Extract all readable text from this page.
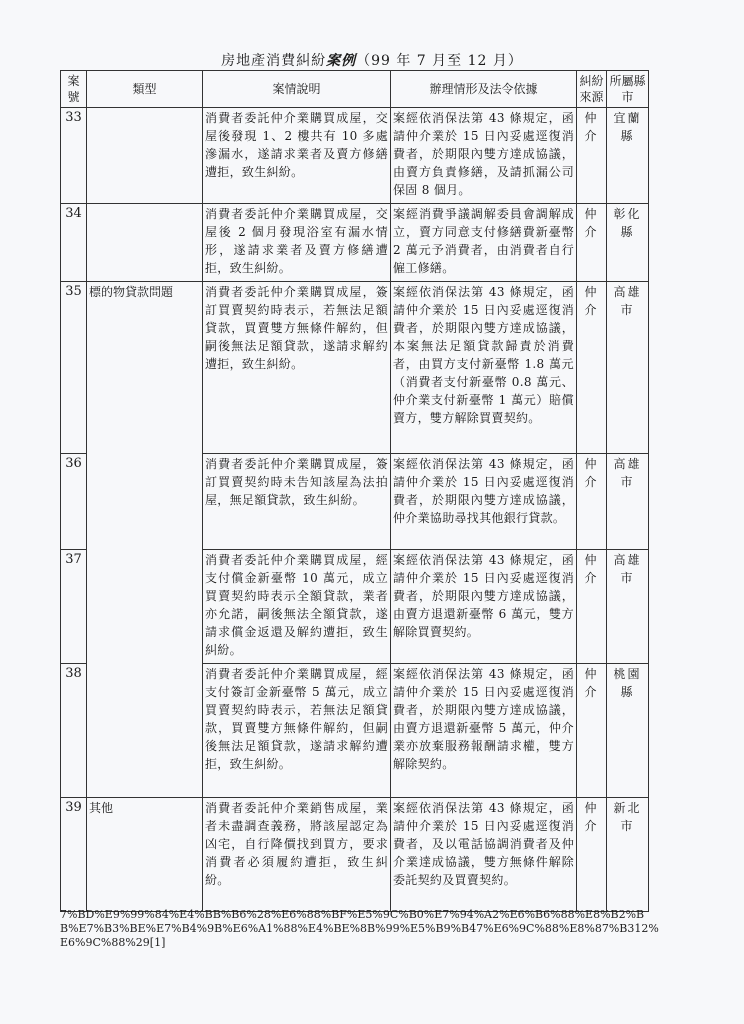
房地產消費糾紛案例（99 年 7 月至 12 月）
案號	類型	案情說明	辦理情形及法令依據	糾紛來源	所屬縣市
33		消費者委託仲介業購買成屋，交屋後發現 1、2 樓共有 10 多處滲漏水，遂請求業者及賣方修繕遭拒，致生糾紛。	案經依消保法第 43 條規定，函請仲介業於 15 日內妥處逕復消費者，於期限內雙方達成協議，由賣方負責修繕，及請抓漏公司保固 8 個月。	仲介	宜蘭縣
34		消費者委託仲介業購買成屋，交屋後 2 個月發現浴室有漏水情形，遂請求業者及賣方修繕遭拒，致生糾紛。	案經消費爭議調解委員會調解成立，賣方同意支付修繕費新臺幣 2 萬元予消費者，由消費者自行僱工修繕。	仲介	彰化縣
35	標的物貸款問題	消費者委託仲介業購買成屋，簽訂買賣契約時表示，若無法足額貸款，買賣雙方無條件解約，但嗣後無法足額貸款，遂請求解約遭拒，致生糾紛。	案經依消保法第 43 條規定，函請仲介業於 15 日內妥處逕復消費者，於期限內雙方達成協議，本案無法足額貸款歸責於消費者，由買方支付新臺幣 1.8 萬元（消費者支付新臺幣 0.8 萬元、仲介業支付新臺幣 1 萬元）賠償賣方，雙方解除買賣契約。	仲介	高雄市
36		消費者委託仲介業購買成屋，簽訂買賣契約時未告知該屋為法拍屋，無足額貸款，致生糾紛。	案經依消保法第 43 條規定，函請仲介業於 15 日內妥處逕復消費者，於期限內雙方達成協議，仲介業協助尋找其他銀行貸款。	仲介	高雄市
37		消費者委託仲介業購買成屋，經支付償金新臺幣 10 萬元，成立買賣契約時表示全額貸款，業者亦允諾，嗣後無法全額貸款，遂請求償金返還及解約遭拒，致生糾紛。	案經依消保法第 43 條規定，函請仲介業於 15 日內妥處逕復消費者，於期限內雙方達成協議，由賣方退還新臺幣 6 萬元，雙方解除買賣契約。	仲介	高雄市
38		消費者委託仲介業購買成屋，經支付簽訂金新臺幣 5 萬元，成立買賣契約時表示，若無法足額貸款，買賣雙方無條件解約，但嗣後無法足額貸款，遂請求解約遭拒，致生糾紛。	案經依消保法第 43 條規定，函請仲介業於 15 日內妥處逕復消費者，於期限內雙方達成協議，由賣方退還新臺幣 5 萬元，仲介業亦放棄服務報酬請求權，雙方解除契約。	仲介	桃園縣
39	其他	消費者委託仲介業銷售成屋，業者未盡調查義務，將該屋認定為凶宅，自行降價找到買方，要求消費者必須履約遭拒，致生糾紛。	案經依消保法第 43 條規定，函請仲介業於 15 日內妥處逕復消費者，及以電話協調消費者及仲介業達成協議，雙方無條件解除委託契約及買賣契約。	仲介	新北市
7%BD%E9%99%84%E4%BB%B6%28%E6%88%BF%E5%9C%B0%E7%94%A2%E6%B6%88%E8%B2%BB%E7%B3%BE%E7%B4%9B%E6%A1%88%E4%BE%8B%99%E5%B9%B47%E6%9C%88%E8%87%B312%E6%9C%88%29[1]
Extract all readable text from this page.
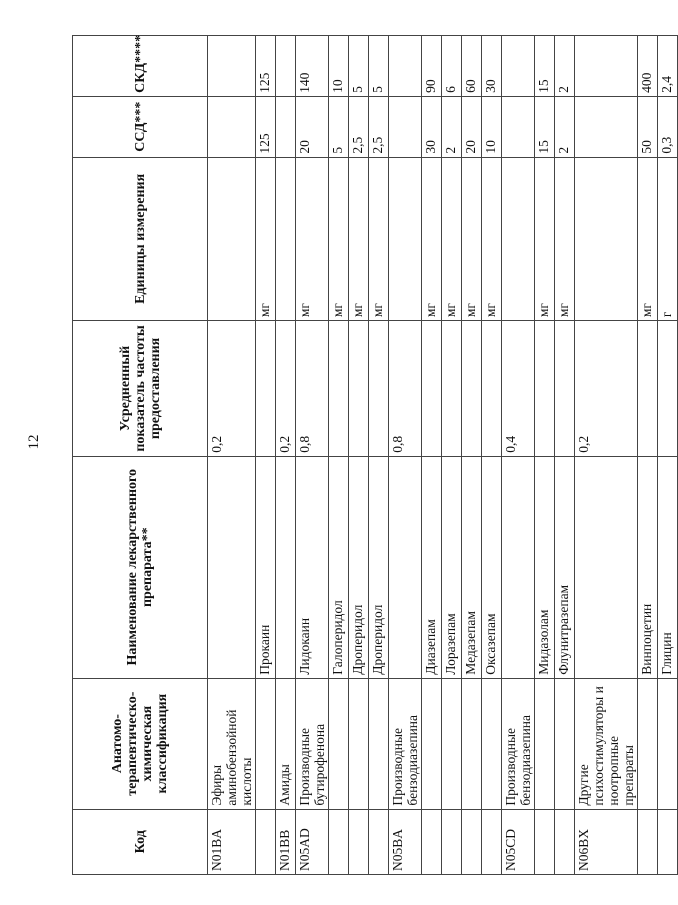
12
Код	Анатомо-терапевтическо-химическая классификация	Наименование лекарственного препарата**	Усредненный показатель частоты предоставления	Единицы измерения	ССД***	СКД****
N01BA	Эфиры аминобензойной кислоты		0,2			
		Прокаин		мг	125	125
N01BB	Амиды		0,2			
N05AD	Производные бутирофенона	Лидокаин	0,8	мг	20	140
		Галоперидол		мг	5	10
		Дроперидол		мг	2,5	5
		Дроперидол		мг	2,5	5
N05BA	Производные бензодиазепина		0,8			
		Диазепам		мг	30	90
		Лоразепам		мг	2	6
		Медазепам		мг	20	60
		Оксазепам		мг	10	30
N05CD	Производные бензодиазепина		0,4			
		Мидазолам		мг	15	15
		Флунитразепам		мг	2	2
N06BX	Другие психостимуляторы и ноотропные препараты		0,2			
		Винпоцетин		мг	50	400
		Глицин		г	0,3	2,4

◆ **TASK PROMPT**: Look through the material above and pick out each line holding the word "遂請求業者及賣方修繕遭拒".

◆ **OUTPUT**:
33		消費者委託仲介業購買成屋，交屋後發現 1、2 樓共有 10 多處滲漏水，遂請求業者及賣方修繕遭拒，致生糾紛。	案經依消保法第 43 條規定，函請仲介業於 15 日內妥處逕復消費者，於期限內雙方達成協議，由賣方負責修繕，及請抓漏公司保固 8 個月。	仲介	宜蘭縣
34		消費者委託仲介業購買成屋，交屋後 2 個月發現浴室有漏水情形，遂請求業者及賣方修繕遭拒，致生糾紛。	案經消費爭議調解委員會調解成立，賣方同意支付修繕費新臺幣 2 萬元予消費者，由消費者自行僱工修繕。	仲介	彰化縣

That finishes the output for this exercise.